Work to complete: Retype every entry in its entirety, without alteration.

Data for processing:
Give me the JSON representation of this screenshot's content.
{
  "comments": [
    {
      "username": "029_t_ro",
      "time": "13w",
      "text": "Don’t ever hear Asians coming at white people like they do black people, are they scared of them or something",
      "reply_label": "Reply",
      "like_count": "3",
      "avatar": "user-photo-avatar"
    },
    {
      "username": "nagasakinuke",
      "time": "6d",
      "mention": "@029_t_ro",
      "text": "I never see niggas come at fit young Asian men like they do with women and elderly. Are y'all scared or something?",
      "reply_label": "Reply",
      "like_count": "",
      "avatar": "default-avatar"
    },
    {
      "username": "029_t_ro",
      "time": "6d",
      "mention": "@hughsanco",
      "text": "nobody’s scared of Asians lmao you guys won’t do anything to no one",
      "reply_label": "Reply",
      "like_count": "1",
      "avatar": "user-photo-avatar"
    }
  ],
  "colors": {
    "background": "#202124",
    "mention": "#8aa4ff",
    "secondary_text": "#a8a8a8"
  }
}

Written response:
Give me the JSON representation of this screenshot's content.
{
  "comments": [
    {
      "username": "029_t_ro",
      "time": "13w",
      "text": "Don’t ever hear Asians coming at white people like they do black people, are they scared of them or something",
      "reply_label": "Reply",
      "like_count": "3",
      "avatar": "user-photo-avatar"
    },
    {
      "username": "nagasakinuke",
      "time": "6d",
      "mention": "@029_t_ro",
      "text": "I never see niggas come at fit young Asian men like they do with women and elderly. Are y'all scared or something?",
      "reply_label": "Reply",
      "like_count": "",
      "avatar": "default-avatar"
    },
    {
      "username": "029_t_ro",
      "time": "6d",
      "mention": "@hughsanco",
      "text": "nobody’s scared of Asians lmao you guys won’t do anything to no one",
      "reply_label": "Reply",
      "like_count": "1",
      "avatar": "user-photo-avatar"
    }
  ],
  "colors": {
    "background": "#202124",
    "mention": "#8aa4ff",
    "secondary_text": "#a8a8a8"
  }
}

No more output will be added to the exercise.